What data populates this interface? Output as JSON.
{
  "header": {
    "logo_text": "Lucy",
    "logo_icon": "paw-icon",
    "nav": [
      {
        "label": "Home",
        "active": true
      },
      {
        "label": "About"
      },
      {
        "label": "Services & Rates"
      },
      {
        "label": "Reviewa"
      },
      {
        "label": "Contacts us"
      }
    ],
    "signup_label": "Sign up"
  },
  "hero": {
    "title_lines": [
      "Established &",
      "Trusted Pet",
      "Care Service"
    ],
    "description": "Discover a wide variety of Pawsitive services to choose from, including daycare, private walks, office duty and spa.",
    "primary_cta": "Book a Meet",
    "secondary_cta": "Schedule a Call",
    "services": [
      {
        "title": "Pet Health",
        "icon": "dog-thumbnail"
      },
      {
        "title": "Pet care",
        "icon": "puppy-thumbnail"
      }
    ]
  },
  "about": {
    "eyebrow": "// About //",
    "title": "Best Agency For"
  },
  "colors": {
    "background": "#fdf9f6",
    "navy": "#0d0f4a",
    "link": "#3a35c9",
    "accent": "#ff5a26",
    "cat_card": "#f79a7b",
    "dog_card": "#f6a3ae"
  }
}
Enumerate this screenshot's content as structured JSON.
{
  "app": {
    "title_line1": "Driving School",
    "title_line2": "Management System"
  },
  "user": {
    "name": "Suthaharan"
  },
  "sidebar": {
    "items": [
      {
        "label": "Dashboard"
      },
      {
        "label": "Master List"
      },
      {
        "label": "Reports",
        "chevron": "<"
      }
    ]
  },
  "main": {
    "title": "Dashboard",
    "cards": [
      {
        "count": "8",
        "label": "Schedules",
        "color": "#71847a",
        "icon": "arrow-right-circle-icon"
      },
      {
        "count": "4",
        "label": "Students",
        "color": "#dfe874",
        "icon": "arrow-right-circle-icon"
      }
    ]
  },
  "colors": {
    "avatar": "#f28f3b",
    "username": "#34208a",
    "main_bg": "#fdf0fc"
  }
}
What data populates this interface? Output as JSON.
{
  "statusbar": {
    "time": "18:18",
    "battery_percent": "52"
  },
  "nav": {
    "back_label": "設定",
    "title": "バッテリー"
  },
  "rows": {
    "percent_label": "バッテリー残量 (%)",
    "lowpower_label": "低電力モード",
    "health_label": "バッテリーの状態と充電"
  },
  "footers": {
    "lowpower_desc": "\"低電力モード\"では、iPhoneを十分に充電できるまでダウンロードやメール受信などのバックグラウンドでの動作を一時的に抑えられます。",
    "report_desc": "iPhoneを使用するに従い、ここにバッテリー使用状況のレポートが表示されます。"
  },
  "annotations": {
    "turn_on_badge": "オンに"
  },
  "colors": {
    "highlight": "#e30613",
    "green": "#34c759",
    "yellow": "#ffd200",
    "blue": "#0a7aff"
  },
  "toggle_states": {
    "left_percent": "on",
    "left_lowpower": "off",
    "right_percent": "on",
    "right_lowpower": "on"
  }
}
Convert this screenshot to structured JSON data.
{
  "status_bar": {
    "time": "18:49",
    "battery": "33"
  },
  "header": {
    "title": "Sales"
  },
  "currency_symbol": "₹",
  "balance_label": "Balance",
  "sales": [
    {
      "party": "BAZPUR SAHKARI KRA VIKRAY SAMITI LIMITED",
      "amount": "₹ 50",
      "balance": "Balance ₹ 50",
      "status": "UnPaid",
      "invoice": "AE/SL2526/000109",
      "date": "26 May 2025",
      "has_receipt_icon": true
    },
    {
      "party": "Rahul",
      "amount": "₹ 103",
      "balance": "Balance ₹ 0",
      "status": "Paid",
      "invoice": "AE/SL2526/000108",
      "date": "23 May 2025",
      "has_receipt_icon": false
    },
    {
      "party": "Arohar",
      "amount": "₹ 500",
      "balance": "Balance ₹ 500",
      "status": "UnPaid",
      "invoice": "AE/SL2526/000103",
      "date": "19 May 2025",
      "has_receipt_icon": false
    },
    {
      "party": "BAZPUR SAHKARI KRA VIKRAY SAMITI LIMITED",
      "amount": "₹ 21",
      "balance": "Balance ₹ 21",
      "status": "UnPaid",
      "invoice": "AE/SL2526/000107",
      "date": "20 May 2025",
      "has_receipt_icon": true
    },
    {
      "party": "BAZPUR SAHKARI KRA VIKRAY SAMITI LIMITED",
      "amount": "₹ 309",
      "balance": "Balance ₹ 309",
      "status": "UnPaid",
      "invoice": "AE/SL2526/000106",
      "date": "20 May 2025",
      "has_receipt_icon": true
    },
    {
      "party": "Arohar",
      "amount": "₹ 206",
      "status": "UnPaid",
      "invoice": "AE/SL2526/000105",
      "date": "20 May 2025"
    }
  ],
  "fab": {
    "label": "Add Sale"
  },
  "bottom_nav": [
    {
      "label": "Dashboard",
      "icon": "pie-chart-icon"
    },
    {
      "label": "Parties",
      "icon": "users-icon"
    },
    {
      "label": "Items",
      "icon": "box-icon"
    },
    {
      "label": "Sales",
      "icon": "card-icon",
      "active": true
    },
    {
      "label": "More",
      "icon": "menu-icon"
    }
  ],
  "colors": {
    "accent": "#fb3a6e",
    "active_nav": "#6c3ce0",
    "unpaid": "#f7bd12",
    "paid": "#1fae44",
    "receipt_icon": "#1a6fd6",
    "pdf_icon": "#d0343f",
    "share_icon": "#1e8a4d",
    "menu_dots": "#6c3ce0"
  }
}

* **Task requirements**
Every line of the data above should be reproduced word for word.

* **Solved exercise**
What data populates this interface? Output as JSON.
{
  "header": {
    "logo_text": "Lucy",
    "logo_icon": "paw-icon",
    "nav": [
      {
        "label": "Home",
        "active": true
      },
      {
        "label": "About"
      },
      {
        "label": "Services & Rates"
      },
      {
        "label": "Reviewa"
      },
      {
        "label": "Contacts us"
      }
    ],
    "signup_label": "Sign up"
  },
  "hero": {
    "title_lines": [
      "Established &",
      "Trusted Pet",
      "Care Service"
    ],
    "description": "Discover a wide variety of Pawsitive services to choose from, including daycare, private walks, office duty and spa.",
    "primary_cta": "Book a Meet",
    "secondary_cta": "Schedule a Call",
    "services": [
      {
        "title": "Pet Health",
        "icon": "dog-thumbnail"
      },
      {
        "title": "Pet care",
        "icon": "puppy-thumbnail"
      }
    ]
  },
  "about": {
    "eyebrow": "// About //",
    "title": "Best Agency For"
  },
  "colors": {
    "background": "#fdf9f6",
    "navy": "#0d0f4a",
    "link": "#3a35c9",
    "accent": "#ff5a26",
    "cat_card": "#f79a7b",
    "dog_card": "#f6a3ae"
  }
}
Enumerate this screenshot's content as structured JSON.
{
  "app": {
    "title_line1": "Driving School",
    "title_line2": "Management System"
  },
  "user": {
    "name": "Suthaharan"
  },
  "sidebar": {
    "items": [
      {
        "label": "Dashboard"
      },
      {
        "label": "Master List"
      },
      {
        "label": "Reports",
        "chevron": "<"
      }
    ]
  },
  "main": {
    "title": "Dashboard",
    "cards": [
      {
        "count": "8",
        "label": "Schedules",
        "color": "#71847a",
        "icon": "arrow-right-circle-icon"
      },
      {
        "count": "4",
        "label": "Students",
        "color": "#dfe874",
        "icon": "arrow-right-circle-icon"
      }
    ]
  },
  "colors": {
    "avatar": "#f28f3b",
    "username": "#34208a",
    "main_bg": "#fdf0fc"
  }
}
What data populates this interface? Output as JSON.
{
  "statusbar": {
    "time": "18:18",
    "battery_percent": "52"
  },
  "nav": {
    "back_label": "設定",
    "title": "バッテリー"
  },
  "rows": {
    "percent_label": "バッテリー残量 (%)",
    "lowpower_label": "低電力モード",
    "health_label": "バッテリーの状態と充電"
  },
  "footers": {
    "lowpower_desc": "\"低電力モード\"では、iPhoneを十分に充電できるまでダウンロードやメール受信などのバックグラウンドでの動作を一時的に抑えられます。",
    "report_desc": "iPhoneを使用するに従い、ここにバッテリー使用状況のレポートが表示されます。"
  },
  "annotations": {
    "turn_on_badge": "オンに"
  },
  "colors": {
    "highlight": "#e30613",
    "green": "#34c759",
    "yellow": "#ffd200",
    "blue": "#0a7aff"
  },
  "toggle_states": {
    "left_percent": "on",
    "left_lowpower": "off",
    "right_percent": "on",
    "right_lowpower": "on"
  }
}
Convert this screenshot to structured JSON data.
{
  "status_bar": {
    "time": "18:49",
    "battery": "33"
  },
  "header": {
    "title": "Sales"
  },
  "currency_symbol": "₹",
  "balance_label": "Balance",
  "sales": [
    {
      "party": "BAZPUR SAHKARI KRA VIKRAY SAMITI LIMITED",
      "amount": "₹ 50",
      "balance": "Balance ₹ 50",
      "status": "UnPaid",
      "invoice": "AE/SL2526/000109",
      "date": "26 May 2025",
      "has_receipt_icon": true
    },
    {
      "party": "Rahul",
      "amount": "₹ 103",
      "balance": "Balance ₹ 0",
      "status": "Paid",
      "invoice": "AE/SL2526/000108",
      "date": "23 May 2025",
      "has_receipt_icon": false
    },
    {
      "party": "Arohar",
      "amount": "₹ 500",
      "balance": "Balance ₹ 500",
      "status": "UnPaid",
      "invoice": "AE/SL2526/000103",
      "date": "19 May 2025",
      "has_receipt_icon": false
    },
    {
      "party": "BAZPUR SAHKARI KRA VIKRAY SAMITI LIMITED",
      "amount": "₹ 21",
      "balance": "Balance ₹ 21",
      "status": "UnPaid",
      "invoice": "AE/SL2526/000107",
      "date": "20 May 2025",
      "has_receipt_icon": true
    },
    {
      "party": "BAZPUR SAHKARI KRA VIKRAY SAMITI LIMITED",
      "amount": "₹ 309",
      "balance": "Balance ₹ 309",
      "status": "UnPaid",
      "invoice": "AE/SL2526/000106",
      "date": "20 May 2025",
      "has_receipt_icon": true
    },
    {
      "party": "Arohar",
      "amount": "₹ 206",
      "status": "UnPaid",
      "invoice": "AE/SL2526/000105",
      "date": "20 May 2025"
    }
  ],
  "fab": {
    "label": "Add Sale"
  },
  "bottom_nav": [
    {
      "label": "Dashboard",
      "icon": "pie-chart-icon"
    },
    {
      "label": "Parties",
      "icon": "users-icon"
    },
    {
      "label": "Items",
      "icon": "box-icon"
    },
    {
      "label": "Sales",
      "icon": "card-icon",
      "active": true
    },
    {
      "label": "More",
      "icon": "menu-icon"
    }
  ],
  "colors": {
    "accent": "#fb3a6e",
    "active_nav": "#6c3ce0",
    "unpaid": "#f7bd12",
    "paid": "#1fae44",
    "receipt_icon": "#1a6fd6",
    "pdf_icon": "#d0343f",
    "share_icon": "#1e8a4d",
    "menu_dots": "#6c3ce0"
  }
}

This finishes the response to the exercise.